▸ AIM OF THE TASK:
Locate every line in the material below that has the word "güvenirlik". Copy each of those lines.

▸ GIVEN INFORMATION:
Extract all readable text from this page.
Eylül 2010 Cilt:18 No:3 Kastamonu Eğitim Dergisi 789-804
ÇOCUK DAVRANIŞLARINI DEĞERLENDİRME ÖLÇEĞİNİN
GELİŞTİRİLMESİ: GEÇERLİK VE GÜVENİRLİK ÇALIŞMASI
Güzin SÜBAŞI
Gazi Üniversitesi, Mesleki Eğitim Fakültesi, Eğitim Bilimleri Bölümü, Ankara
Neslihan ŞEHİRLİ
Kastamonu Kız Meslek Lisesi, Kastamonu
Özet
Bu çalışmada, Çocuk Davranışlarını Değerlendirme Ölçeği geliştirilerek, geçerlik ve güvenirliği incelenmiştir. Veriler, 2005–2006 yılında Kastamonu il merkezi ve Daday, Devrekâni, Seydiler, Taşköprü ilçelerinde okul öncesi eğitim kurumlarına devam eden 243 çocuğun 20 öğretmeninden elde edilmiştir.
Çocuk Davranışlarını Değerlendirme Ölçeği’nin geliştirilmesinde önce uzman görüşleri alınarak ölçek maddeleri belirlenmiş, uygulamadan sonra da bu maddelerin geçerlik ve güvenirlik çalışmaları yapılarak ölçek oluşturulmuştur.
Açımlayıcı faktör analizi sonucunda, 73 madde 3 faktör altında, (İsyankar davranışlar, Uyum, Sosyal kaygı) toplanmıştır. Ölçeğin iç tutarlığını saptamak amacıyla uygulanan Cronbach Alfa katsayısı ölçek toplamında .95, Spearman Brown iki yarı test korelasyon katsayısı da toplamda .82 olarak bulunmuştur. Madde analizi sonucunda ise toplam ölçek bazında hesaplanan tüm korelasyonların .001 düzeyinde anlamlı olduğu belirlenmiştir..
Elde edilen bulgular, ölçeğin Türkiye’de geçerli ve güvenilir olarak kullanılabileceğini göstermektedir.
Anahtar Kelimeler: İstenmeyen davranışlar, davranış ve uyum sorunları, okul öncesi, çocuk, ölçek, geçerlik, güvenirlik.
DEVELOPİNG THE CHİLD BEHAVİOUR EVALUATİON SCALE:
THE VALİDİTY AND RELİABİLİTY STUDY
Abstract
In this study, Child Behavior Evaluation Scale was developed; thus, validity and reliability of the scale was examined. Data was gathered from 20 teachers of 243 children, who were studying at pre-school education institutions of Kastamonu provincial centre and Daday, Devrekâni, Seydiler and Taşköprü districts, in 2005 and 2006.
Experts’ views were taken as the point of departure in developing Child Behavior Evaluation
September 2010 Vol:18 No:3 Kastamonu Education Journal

▸ SOLUTION TO THE EXERCISE:
Çocuk Davranışlarını Değerlendirme Ölçeği’nin geliştirilmesinde önce uzman görüşleri alınarak ölçek maddeleri belirlenmiş, uygulamadan sonra da bu maddelerin geçerlik ve güvenirlik çalışmaları yapılarak ölçek oluşturulmuştur.
Anahtar Kelimeler: İstenmeyen davranışlar, davranış ve uyum sorunları, okul öncesi, çocuk, ölçek, geçerlik, güvenirlik.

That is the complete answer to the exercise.